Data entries

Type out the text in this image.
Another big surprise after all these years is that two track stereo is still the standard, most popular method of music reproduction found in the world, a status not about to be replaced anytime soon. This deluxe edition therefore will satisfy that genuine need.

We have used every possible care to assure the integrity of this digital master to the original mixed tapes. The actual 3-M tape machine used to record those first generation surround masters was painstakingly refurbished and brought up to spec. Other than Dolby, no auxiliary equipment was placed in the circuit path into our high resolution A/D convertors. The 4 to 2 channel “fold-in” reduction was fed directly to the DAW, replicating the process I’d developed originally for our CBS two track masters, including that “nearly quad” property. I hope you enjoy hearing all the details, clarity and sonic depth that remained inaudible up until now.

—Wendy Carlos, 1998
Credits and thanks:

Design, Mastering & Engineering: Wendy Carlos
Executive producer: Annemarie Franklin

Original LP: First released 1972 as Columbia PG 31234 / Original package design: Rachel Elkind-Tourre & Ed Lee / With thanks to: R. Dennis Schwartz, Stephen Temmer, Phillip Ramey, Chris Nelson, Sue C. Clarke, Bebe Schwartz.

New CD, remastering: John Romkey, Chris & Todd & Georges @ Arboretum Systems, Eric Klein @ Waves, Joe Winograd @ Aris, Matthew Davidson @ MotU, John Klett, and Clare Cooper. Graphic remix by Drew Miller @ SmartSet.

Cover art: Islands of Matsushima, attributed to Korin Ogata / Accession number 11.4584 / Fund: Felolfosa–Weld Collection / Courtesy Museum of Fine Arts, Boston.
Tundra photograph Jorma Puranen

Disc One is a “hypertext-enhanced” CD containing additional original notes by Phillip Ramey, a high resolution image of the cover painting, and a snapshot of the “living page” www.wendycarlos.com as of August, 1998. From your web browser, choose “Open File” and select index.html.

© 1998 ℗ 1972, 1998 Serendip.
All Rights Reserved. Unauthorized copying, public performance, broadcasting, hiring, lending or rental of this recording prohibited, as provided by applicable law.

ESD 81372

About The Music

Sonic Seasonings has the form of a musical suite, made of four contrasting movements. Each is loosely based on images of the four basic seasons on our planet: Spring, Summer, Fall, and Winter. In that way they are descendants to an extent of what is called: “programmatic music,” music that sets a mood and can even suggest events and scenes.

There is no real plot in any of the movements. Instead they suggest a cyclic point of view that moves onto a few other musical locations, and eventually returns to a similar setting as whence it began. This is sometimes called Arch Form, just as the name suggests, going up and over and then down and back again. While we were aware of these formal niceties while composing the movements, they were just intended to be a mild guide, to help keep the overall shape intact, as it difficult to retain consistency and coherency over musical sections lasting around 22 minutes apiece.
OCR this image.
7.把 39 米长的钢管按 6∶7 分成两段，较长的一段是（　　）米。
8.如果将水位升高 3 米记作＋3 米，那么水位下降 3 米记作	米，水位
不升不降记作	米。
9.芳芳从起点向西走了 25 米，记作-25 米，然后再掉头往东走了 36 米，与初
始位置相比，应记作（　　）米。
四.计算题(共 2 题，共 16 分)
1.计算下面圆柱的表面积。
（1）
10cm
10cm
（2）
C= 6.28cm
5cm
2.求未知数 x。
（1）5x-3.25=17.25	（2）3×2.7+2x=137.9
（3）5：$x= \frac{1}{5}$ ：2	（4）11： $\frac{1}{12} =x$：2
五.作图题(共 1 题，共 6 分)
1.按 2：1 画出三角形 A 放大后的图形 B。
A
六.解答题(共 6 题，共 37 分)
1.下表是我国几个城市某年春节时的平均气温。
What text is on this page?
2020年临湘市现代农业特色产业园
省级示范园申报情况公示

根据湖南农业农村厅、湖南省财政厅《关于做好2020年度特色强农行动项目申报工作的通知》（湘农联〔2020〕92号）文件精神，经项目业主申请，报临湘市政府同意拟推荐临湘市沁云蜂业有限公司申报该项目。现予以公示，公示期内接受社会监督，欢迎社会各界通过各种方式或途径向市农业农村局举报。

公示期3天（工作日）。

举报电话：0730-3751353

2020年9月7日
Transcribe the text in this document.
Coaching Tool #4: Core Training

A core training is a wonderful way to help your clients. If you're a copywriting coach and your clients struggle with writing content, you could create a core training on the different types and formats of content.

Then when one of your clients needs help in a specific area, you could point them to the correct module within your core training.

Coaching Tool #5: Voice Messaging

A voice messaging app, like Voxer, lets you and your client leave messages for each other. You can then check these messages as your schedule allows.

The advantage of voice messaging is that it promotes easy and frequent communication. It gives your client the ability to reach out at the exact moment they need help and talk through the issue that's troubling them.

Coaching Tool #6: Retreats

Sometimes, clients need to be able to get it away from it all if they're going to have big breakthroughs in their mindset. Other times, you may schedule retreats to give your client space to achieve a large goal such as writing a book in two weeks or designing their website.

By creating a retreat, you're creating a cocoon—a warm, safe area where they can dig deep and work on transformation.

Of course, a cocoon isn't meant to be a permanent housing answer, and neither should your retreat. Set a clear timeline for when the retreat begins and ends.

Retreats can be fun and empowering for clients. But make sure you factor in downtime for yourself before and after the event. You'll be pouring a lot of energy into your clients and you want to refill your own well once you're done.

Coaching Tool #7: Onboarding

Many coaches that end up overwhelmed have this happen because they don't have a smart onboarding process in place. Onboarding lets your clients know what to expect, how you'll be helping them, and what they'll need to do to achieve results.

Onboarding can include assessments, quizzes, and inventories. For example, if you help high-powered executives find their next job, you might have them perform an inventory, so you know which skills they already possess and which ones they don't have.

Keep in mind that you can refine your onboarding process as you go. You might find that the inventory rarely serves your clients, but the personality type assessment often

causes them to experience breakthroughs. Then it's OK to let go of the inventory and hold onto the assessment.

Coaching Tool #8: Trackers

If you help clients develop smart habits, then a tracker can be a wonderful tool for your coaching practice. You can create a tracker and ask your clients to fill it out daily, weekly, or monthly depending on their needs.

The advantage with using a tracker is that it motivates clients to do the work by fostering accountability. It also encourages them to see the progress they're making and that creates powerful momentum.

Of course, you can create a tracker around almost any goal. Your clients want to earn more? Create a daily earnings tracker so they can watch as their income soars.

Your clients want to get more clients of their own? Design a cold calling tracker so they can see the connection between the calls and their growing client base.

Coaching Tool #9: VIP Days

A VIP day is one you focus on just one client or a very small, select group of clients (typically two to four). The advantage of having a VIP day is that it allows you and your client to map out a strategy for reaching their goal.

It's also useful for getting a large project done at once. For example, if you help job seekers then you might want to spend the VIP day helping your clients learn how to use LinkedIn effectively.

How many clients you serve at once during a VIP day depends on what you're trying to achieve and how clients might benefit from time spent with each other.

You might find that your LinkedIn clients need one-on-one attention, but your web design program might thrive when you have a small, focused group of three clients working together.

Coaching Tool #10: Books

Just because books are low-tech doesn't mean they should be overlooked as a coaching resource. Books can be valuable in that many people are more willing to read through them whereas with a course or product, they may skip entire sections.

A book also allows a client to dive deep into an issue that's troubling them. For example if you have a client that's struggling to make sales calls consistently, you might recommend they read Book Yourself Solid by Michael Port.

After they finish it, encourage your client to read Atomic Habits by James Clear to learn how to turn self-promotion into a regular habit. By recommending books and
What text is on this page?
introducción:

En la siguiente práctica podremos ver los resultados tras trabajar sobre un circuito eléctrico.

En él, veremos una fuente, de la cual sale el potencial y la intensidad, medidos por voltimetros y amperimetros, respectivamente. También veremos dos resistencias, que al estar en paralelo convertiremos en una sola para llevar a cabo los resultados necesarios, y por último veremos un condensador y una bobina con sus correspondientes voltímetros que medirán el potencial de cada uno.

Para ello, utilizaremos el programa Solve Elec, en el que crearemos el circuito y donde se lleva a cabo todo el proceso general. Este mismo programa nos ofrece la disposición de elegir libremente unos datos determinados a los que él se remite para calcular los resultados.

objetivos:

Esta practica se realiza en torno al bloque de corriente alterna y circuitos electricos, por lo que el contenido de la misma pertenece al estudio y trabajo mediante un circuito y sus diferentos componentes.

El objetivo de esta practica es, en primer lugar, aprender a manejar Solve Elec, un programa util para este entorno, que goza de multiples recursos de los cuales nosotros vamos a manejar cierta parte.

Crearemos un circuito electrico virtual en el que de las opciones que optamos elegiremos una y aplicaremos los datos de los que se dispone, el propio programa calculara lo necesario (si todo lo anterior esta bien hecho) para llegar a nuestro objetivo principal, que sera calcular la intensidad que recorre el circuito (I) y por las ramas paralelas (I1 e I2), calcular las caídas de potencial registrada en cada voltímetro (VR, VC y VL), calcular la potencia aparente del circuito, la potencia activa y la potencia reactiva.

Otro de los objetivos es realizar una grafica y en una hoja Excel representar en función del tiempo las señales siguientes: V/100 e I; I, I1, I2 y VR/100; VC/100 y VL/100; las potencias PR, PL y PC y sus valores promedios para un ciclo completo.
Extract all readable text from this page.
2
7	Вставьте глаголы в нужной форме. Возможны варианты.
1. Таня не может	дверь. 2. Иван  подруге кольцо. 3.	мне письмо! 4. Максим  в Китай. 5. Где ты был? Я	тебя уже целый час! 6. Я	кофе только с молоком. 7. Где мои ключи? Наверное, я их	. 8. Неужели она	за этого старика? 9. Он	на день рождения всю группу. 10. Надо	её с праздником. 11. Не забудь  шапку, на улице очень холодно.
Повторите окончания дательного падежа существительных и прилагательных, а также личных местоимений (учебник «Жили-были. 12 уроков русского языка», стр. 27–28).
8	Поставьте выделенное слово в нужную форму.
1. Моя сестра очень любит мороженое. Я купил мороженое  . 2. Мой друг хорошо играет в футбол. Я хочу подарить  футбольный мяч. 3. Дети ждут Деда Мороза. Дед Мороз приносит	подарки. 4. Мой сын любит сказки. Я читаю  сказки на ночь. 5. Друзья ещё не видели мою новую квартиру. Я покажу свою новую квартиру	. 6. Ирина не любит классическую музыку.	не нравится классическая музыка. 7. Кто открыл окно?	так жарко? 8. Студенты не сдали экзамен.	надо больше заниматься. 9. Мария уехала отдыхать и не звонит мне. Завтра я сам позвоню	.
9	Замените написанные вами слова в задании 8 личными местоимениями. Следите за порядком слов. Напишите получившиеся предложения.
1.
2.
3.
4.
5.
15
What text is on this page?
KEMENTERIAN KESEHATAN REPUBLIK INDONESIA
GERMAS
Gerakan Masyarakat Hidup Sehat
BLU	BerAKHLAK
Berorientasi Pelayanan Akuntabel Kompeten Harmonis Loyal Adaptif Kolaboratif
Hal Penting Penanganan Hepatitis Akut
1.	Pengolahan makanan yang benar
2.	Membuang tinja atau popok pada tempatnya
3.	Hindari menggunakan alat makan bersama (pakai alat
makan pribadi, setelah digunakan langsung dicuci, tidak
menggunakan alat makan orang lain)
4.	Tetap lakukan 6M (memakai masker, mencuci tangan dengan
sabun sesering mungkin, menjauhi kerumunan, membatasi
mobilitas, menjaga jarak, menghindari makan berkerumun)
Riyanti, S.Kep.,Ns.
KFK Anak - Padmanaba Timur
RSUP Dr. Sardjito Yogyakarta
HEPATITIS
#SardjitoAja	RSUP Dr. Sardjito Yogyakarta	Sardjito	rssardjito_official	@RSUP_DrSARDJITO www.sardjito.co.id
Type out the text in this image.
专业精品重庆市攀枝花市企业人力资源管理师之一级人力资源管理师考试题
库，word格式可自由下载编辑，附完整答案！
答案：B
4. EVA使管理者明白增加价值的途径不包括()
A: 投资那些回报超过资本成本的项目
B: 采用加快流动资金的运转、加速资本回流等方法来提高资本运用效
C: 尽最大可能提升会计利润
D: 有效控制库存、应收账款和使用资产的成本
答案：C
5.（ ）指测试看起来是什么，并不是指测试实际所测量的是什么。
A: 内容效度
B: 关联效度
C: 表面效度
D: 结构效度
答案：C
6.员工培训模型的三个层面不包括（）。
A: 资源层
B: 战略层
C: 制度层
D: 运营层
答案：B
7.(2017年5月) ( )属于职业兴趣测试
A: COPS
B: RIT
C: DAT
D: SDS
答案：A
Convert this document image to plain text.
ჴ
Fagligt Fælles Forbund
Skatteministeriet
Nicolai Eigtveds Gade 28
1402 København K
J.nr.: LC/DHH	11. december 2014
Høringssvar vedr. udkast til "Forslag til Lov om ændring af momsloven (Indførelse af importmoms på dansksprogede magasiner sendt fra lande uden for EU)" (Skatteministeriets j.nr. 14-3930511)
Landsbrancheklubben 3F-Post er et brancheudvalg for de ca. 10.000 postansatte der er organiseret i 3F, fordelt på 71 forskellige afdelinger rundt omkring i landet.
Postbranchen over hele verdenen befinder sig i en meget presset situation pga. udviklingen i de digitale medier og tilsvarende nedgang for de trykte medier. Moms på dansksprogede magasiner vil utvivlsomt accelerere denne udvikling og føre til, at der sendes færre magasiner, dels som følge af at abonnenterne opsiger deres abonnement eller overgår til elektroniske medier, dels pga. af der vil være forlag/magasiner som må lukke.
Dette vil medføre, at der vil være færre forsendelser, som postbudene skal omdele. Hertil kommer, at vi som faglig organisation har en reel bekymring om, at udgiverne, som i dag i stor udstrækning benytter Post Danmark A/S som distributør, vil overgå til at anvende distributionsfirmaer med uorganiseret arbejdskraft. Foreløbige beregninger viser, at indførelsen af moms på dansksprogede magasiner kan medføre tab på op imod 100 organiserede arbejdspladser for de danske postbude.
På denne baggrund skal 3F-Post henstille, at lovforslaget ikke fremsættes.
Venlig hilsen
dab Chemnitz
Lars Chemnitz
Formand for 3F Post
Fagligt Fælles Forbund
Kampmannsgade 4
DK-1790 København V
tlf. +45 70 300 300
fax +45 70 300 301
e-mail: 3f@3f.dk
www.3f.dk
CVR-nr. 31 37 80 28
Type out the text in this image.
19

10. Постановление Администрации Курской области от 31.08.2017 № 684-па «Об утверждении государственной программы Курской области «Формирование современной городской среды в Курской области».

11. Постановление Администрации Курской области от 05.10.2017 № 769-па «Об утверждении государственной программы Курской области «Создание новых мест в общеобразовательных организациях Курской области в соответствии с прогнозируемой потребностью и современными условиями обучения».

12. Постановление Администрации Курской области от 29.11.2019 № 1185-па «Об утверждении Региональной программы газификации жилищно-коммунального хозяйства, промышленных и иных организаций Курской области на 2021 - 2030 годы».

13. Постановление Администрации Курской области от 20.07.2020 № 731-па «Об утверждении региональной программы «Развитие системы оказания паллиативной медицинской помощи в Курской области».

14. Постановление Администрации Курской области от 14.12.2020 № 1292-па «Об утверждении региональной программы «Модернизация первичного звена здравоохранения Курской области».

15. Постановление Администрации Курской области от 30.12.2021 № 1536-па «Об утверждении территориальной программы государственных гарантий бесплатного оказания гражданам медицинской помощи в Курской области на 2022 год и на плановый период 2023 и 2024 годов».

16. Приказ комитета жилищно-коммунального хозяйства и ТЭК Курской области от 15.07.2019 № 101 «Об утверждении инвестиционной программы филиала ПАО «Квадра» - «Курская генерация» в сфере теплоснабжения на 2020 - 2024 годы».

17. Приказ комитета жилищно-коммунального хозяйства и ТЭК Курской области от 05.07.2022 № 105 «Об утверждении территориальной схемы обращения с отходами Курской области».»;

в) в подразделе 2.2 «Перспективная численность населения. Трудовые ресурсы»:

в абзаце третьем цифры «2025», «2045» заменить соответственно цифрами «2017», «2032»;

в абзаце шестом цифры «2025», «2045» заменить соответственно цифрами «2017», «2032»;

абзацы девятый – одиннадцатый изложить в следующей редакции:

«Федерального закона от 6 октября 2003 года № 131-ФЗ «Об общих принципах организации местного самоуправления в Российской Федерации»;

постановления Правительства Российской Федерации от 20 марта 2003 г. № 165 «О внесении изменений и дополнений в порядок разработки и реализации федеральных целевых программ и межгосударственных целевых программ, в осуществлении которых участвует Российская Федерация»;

WHAT YOU HAVE TO DO
Look through the entries above; copy every line holding the string "заменить".

SOLUTION FOR THIS PROBLEM
в абзаце третьем цифры «2025», «2045» заменить соответственно цифрами «2017», «2032»;
в абзаце шестом цифры «2025», «2045» заменить соответственно цифрами «2017», «2032»;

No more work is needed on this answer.